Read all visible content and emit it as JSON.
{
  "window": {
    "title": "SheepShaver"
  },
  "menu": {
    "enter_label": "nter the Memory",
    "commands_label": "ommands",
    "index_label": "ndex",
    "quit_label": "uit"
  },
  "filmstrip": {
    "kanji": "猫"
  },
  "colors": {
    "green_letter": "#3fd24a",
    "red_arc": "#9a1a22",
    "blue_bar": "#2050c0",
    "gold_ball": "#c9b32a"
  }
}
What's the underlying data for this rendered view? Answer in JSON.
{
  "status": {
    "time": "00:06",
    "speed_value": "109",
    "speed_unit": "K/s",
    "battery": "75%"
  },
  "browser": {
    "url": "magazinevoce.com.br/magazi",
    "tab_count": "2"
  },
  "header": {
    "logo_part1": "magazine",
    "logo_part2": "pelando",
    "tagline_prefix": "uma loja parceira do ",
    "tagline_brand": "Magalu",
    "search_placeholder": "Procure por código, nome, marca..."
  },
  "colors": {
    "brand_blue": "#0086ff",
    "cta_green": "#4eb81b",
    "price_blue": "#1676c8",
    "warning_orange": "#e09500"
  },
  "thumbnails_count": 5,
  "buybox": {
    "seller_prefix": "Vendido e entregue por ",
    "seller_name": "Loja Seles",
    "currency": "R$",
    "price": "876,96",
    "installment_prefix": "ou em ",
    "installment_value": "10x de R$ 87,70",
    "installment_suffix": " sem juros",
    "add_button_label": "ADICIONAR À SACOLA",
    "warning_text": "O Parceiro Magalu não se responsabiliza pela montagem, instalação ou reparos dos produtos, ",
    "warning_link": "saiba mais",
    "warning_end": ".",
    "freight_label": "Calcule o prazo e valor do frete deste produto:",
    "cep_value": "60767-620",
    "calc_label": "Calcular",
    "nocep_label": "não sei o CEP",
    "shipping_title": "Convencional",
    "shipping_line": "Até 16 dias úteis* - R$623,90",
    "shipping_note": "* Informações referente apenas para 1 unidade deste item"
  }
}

** Exercise aim **
The records above should be duplicated in full, exactly as given.

** The result **
Read all visible content and emit it as JSON.
{
  "window": {
    "title": "SheepShaver"
  },
  "menu": {
    "enter_label": "nter the Memory",
    "commands_label": "ommands",
    "index_label": "ndex",
    "quit_label": "uit"
  },
  "filmstrip": {
    "kanji": "猫"
  },
  "colors": {
    "green_letter": "#3fd24a",
    "red_arc": "#9a1a22",
    "blue_bar": "#2050c0",
    "gold_ball": "#c9b32a"
  }
}
What's the underlying data for this rendered view? Answer in JSON.
{
  "status": {
    "time": "00:06",
    "speed_value": "109",
    "speed_unit": "K/s",
    "battery": "75%"
  },
  "browser": {
    "url": "magazinevoce.com.br/magazi",
    "tab_count": "2"
  },
  "header": {
    "logo_part1": "magazine",
    "logo_part2": "pelando",
    "tagline_prefix": "uma loja parceira do ",
    "tagline_brand": "Magalu",
    "search_placeholder": "Procure por código, nome, marca..."
  },
  "colors": {
    "brand_blue": "#0086ff",
    "cta_green": "#4eb81b",
    "price_blue": "#1676c8",
    "warning_orange": "#e09500"
  },
  "thumbnails_count": 5,
  "buybox": {
    "seller_prefix": "Vendido e entregue por ",
    "seller_name": "Loja Seles",
    "currency": "R$",
    "price": "876,96",
    "installment_prefix": "ou em ",
    "installment_value": "10x de R$ 87,70",
    "installment_suffix": " sem juros",
    "add_button_label": "ADICIONAR À SACOLA",
    "warning_text": "O Parceiro Magalu não se responsabiliza pela montagem, instalação ou reparos dos produtos, ",
    "warning_link": "saiba mais",
    "warning_end": ".",
    "freight_label": "Calcule o prazo e valor do frete deste produto:",
    "cep_value": "60767-620",
    "calc_label": "Calcular",
    "nocep_label": "não sei o CEP",
    "shipping_title": "Convencional",
    "shipping_line": "Até 16 dias úteis* - R$623,90",
    "shipping_note": "* Informações referente apenas para 1 unidade deste item"
  }
}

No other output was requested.